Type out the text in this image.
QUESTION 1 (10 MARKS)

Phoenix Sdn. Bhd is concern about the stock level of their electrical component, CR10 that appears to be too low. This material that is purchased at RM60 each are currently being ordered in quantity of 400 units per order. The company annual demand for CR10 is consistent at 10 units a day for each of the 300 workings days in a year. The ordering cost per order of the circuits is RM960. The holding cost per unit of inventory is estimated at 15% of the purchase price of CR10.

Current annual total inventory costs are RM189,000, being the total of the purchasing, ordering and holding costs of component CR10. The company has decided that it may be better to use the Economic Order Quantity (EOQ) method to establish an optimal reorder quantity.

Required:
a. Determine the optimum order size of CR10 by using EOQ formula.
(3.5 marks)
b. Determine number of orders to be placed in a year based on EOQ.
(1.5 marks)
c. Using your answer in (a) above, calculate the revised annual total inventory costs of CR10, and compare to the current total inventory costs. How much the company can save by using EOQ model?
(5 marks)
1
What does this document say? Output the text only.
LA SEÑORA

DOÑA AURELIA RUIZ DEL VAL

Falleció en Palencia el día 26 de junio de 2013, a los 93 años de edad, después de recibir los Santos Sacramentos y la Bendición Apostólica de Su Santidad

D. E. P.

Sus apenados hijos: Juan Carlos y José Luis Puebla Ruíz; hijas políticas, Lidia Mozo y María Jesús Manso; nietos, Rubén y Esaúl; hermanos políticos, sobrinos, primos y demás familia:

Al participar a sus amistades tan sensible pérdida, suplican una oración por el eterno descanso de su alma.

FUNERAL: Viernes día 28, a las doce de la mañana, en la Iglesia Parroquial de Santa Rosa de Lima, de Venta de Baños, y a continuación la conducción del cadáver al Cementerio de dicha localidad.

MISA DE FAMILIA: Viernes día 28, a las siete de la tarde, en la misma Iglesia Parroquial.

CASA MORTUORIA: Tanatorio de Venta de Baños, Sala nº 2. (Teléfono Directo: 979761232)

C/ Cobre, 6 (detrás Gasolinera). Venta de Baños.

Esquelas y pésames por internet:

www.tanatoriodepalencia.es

__Exercise details__
Reproduce each entry from the records above, character for character.

__Output of the task__
Type out the text in this image.
QUESTION 1 (10 MARKS)

Phoenix Sdn. Bhd is concern about the stock level of their electrical component, CR10 that appears to be too low. This material that is purchased at RM60 each are currently being ordered in quantity of 400 units per order. The company annual demand for CR10 is consistent at 10 units a day for each of the 300 workings days in a year. The ordering cost per order of the circuits is RM960. The holding cost per unit of inventory is estimated at 15% of the purchase price of CR10.

Current annual total inventory costs are RM189,000, being the total of the purchasing, ordering and holding costs of component CR10. The company has decided that it may be better to use the Economic Order Quantity (EOQ) method to establish an optimal reorder quantity.

Required:
a. Determine the optimum order size of CR10 by using EOQ formula.
(3.5 marks)
b. Determine number of orders to be placed in a year based on EOQ.
(1.5 marks)
c. Using your answer in (a) above, calculate the revised annual total inventory costs of CR10, and compare to the current total inventory costs. How much the company can save by using EOQ model?
(5 marks)
1
What does this document say? Output the text only.
LA SEÑORA

DOÑA AURELIA RUIZ DEL VAL

Falleció en Palencia el día 26 de junio de 2013, a los 93 años de edad, después de recibir los Santos Sacramentos y la Bendición Apostólica de Su Santidad

D. E. P.

Sus apenados hijos: Juan Carlos y José Luis Puebla Ruíz; hijas políticas, Lidia Mozo y María Jesús Manso; nietos, Rubén y Esaúl; hermanos políticos, sobrinos, primos y demás familia:

Al participar a sus amistades tan sensible pérdida, suplican una oración por el eterno descanso de su alma.

FUNERAL: Viernes día 28, a las doce de la mañana, en la Iglesia Parroquial de Santa Rosa de Lima, de Venta de Baños, y a continuación la conducción del cadáver al Cementerio de dicha localidad.

MISA DE FAMILIA: Viernes día 28, a las siete de la tarde, en la misma Iglesia Parroquial.

CASA MORTUORIA: Tanatorio de Venta de Baños, Sala nº 2. (Teléfono Directo: 979761232)

C/ Cobre, 6 (detrás Gasolinera). Venta de Baños.

Esquelas y pésames por internet:

www.tanatoriodepalencia.es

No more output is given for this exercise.